Dataset items
* begin *
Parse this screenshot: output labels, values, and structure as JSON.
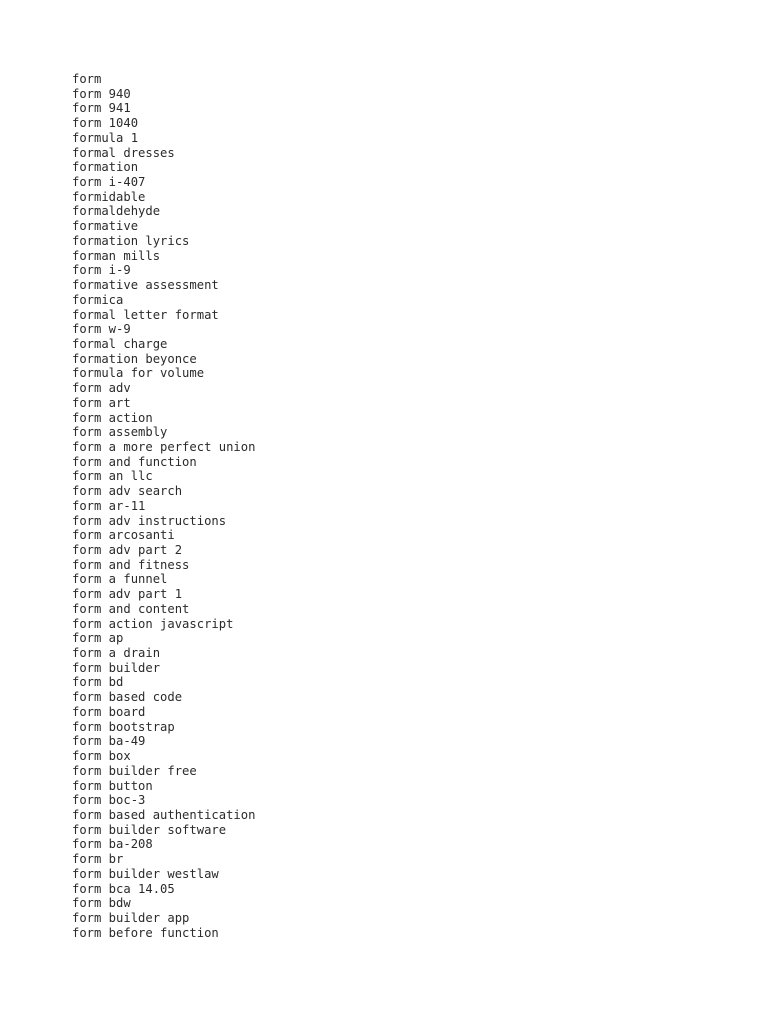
{
  "document": {
    "type": "plain-text-list",
    "background_color": "#ffffff",
    "text_color": "#2b2b2b",
    "font_style": "monospace",
    "line_count": 60,
    "lines": [
      "form",
      "form 940",
      "form 941",
      "form 1040",
      "formula 1",
      "formal dresses",
      "formation",
      "form i-407",
      "formidable",
      "formaldehyde",
      "formative",
      "formation lyrics",
      "forman mills",
      "form i-9",
      "formative assessment",
      "formica",
      "formal letter format",
      "form w-9",
      "formal charge",
      "formation beyonce",
      "formula for volume",
      "form adv",
      "form art",
      "form action",
      "form assembly",
      "form a more perfect union",
      "form and function",
      "form an llc",
      "form adv search",
      "form ar-11",
      "form adv instructions",
      "form arcosanti",
      "form adv part 2",
      "form and fitness",
      "form a funnel",
      "form adv part 1",
      "form and content",
      "form action javascript",
      "form ap",
      "form a drain",
      "form builder",
      "form bd",
      "form based code",
      "form board",
      "form bootstrap",
      "form ba-49",
      "form box",
      "form builder free",
      "form button",
      "form boc-3",
      "form based authentication",
      "form builder software",
      "form ba-208",
      "form br",
      "form builder westlaw",
      "form bca 14.05",
      "form bdw",
      "form builder app",
      "form before function"
    ]
  }
}
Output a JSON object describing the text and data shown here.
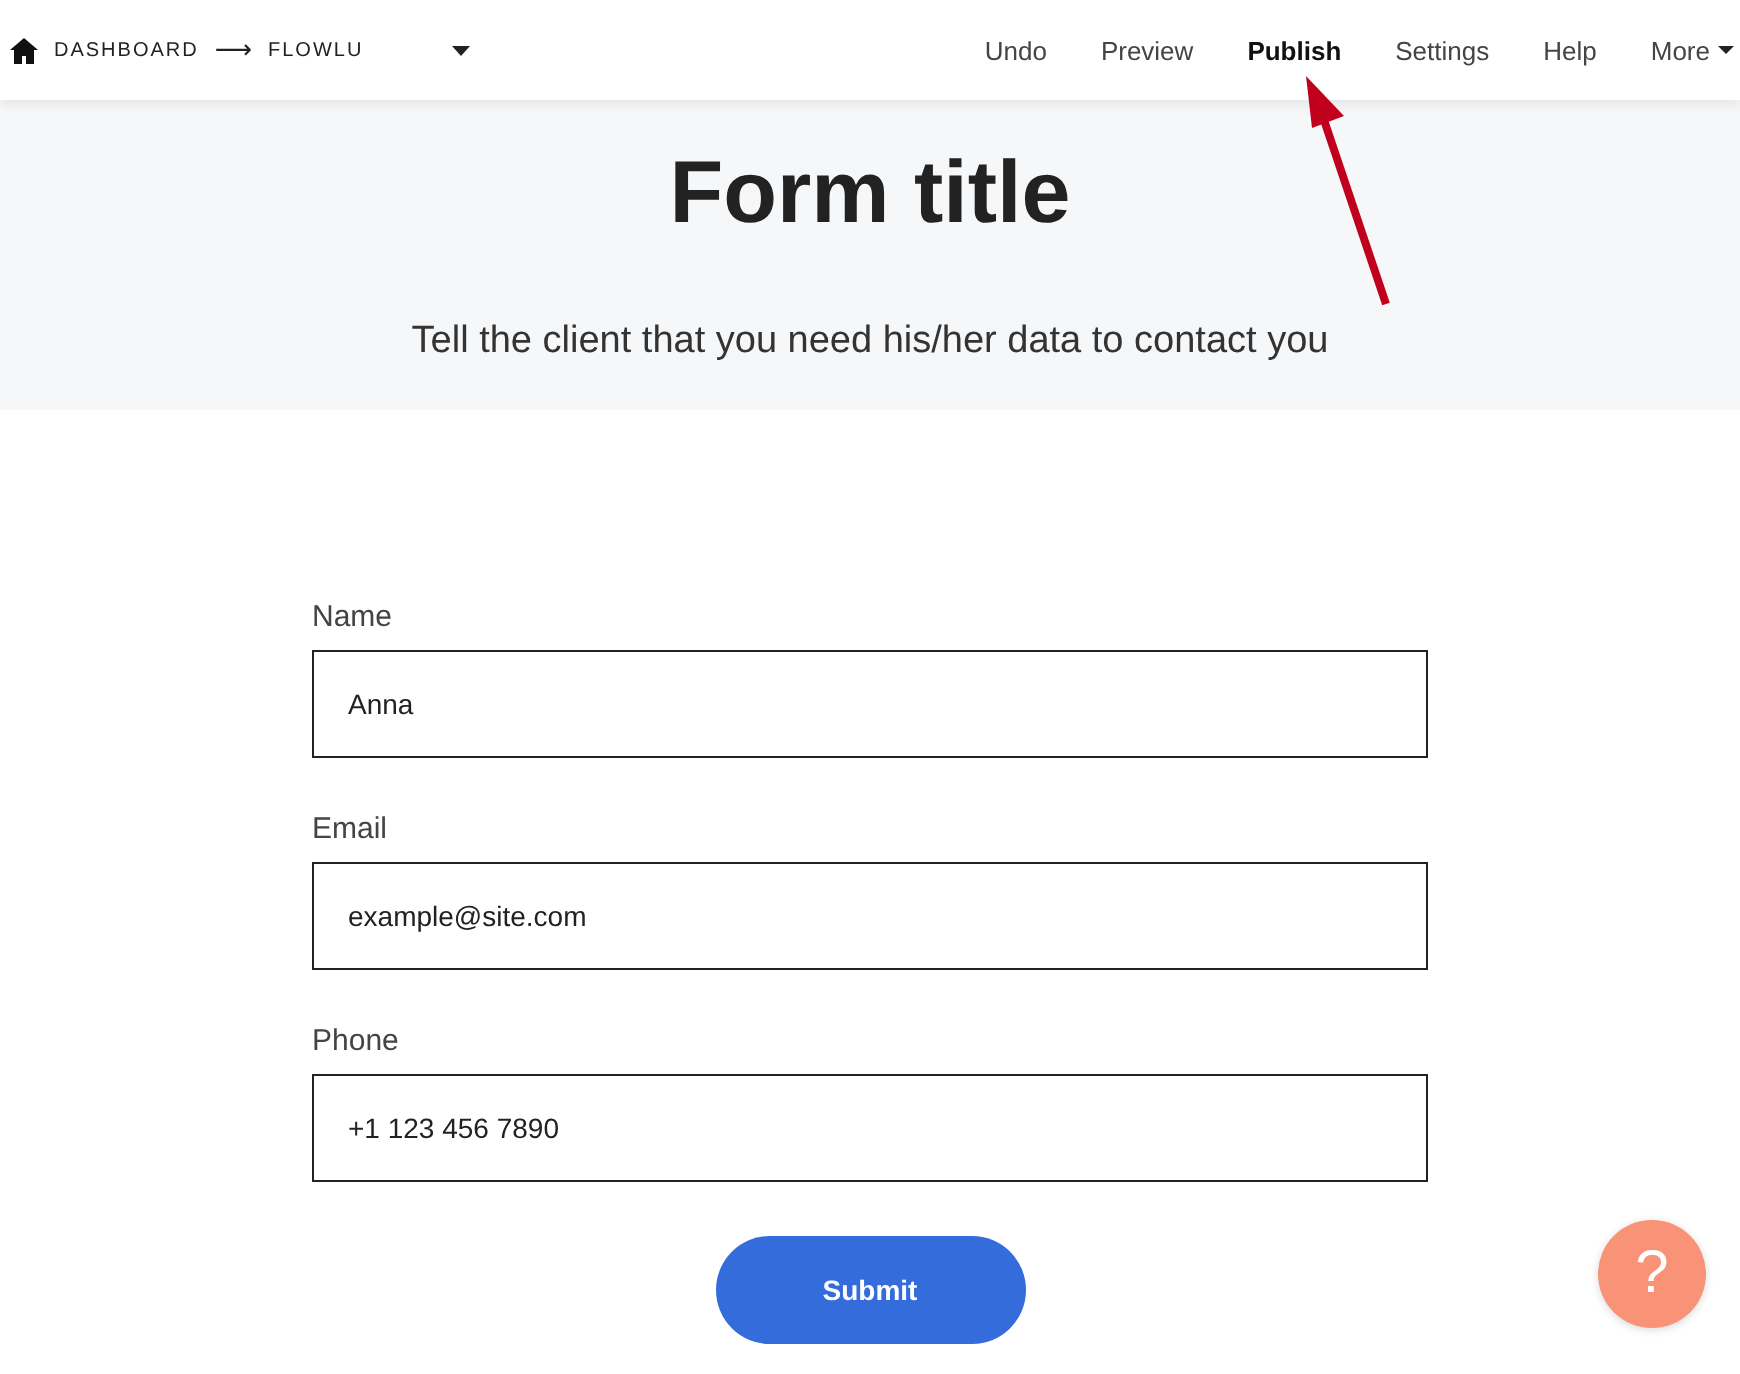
{
  "breadcrumb": {
    "items": [
      "DASHBOARD",
      "FLOWLU"
    ],
    "separator": "⟶"
  },
  "menu": [
    {
      "label": "Undo",
      "selected": false
    },
    {
      "label": "Preview",
      "selected": false
    },
    {
      "label": "Publish",
      "selected": true
    },
    {
      "label": "Settings",
      "selected": false
    },
    {
      "label": "Help",
      "selected": false
    },
    {
      "label": "More",
      "selected": false,
      "dropdown": true
    }
  ],
  "header": {
    "title": "Form title",
    "subtitle": "Tell the client that you need his/her data to contact you"
  },
  "fields": [
    {
      "label": "Name",
      "value": "Anna"
    },
    {
      "label": "Email",
      "value": "example@site.com"
    },
    {
      "label": "Phone",
      "value": "+1 123 456 7890"
    }
  ],
  "submit": "Submit",
  "help_button": "?"
}
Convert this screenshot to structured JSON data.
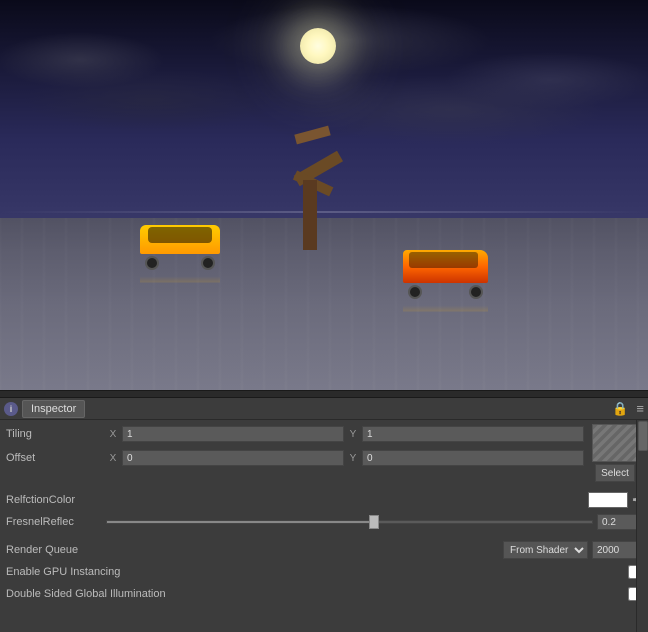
* end *
Transcribe the material exactly, leaving every picture out.

Parse this screenshot: output labels, values, and structure as JSON.
{
  "document": {
    "type": "plain-text-list",
    "background_color": "#ffffff",
    "text_color": "#2b2b2b",
    "font_style": "monospace",
    "line_count": 60,
    "lines": [
      "form",
      "form 940",
      "form 941",
      "form 1040",
      "formula 1",
      "formal dresses",
      "formation",
      "form i-407",
      "formidable",
      "formaldehyde",
      "formative",
      "formation lyrics",
      "forman mills",
      "form i-9",
      "formative assessment",
      "formica",
      "formal letter format",
      "form w-9",
      "formal charge",
      "formation beyonce",
      "formula for volume",
      "form adv",
      "form art",
      "form action",
      "form assembly",
      "form a more perfect union",
      "form and function",
      "form an llc",
      "form adv search",
      "form ar-11",
      "form adv instructions",
      "form arcosanti",
      "form adv part 2",
      "form and fitness",
      "form a funnel",
      "form adv part 1",
      "form and content",
      "form action javascript",
      "form ap",
      "form a drain",
      "form builder",
      "form bd",
      "form based code",
      "form board",
      "form bootstrap",
      "form ba-49",
      "form box",
      "form builder free",
      "form button",
      "form boc-3",
      "form based authentication",
      "form builder software",
      "form ba-208",
      "form br",
      "form builder westlaw",
      "form bca 14.05",
      "form bdw",
      "form builder app",
      "form before function"
    ]
  }
}
Output a JSON object describing the text and data shown here.
{
  "breadcrumb": {
    "items": [
      "DASHBOARD",
      "FLOWLU"
    ],
    "separator": "⟶"
  },
  "menu": [
    {
      "label": "Undo",
      "selected": false
    },
    {
      "label": "Preview",
      "selected": false
    },
    {
      "label": "Publish",
      "selected": true
    },
    {
      "label": "Settings",
      "selected": false
    },
    {
      "label": "Help",
      "selected": false
    },
    {
      "label": "More",
      "selected": false,
      "dropdown": true
    }
  ],
  "header": {
    "title": "Form title",
    "subtitle": "Tell the client that you need his/her data to contact you"
  },
  "fields": [
    {
      "label": "Name",
      "value": "Anna"
    },
    {
      "label": "Email",
      "value": "example@site.com"
    },
    {
      "label": "Phone",
      "value": "+1 123 456 7890"
    }
  ],
  "submit": "Submit",
  "help_button": "?"
}
Convert this screenshot to structured JSON data.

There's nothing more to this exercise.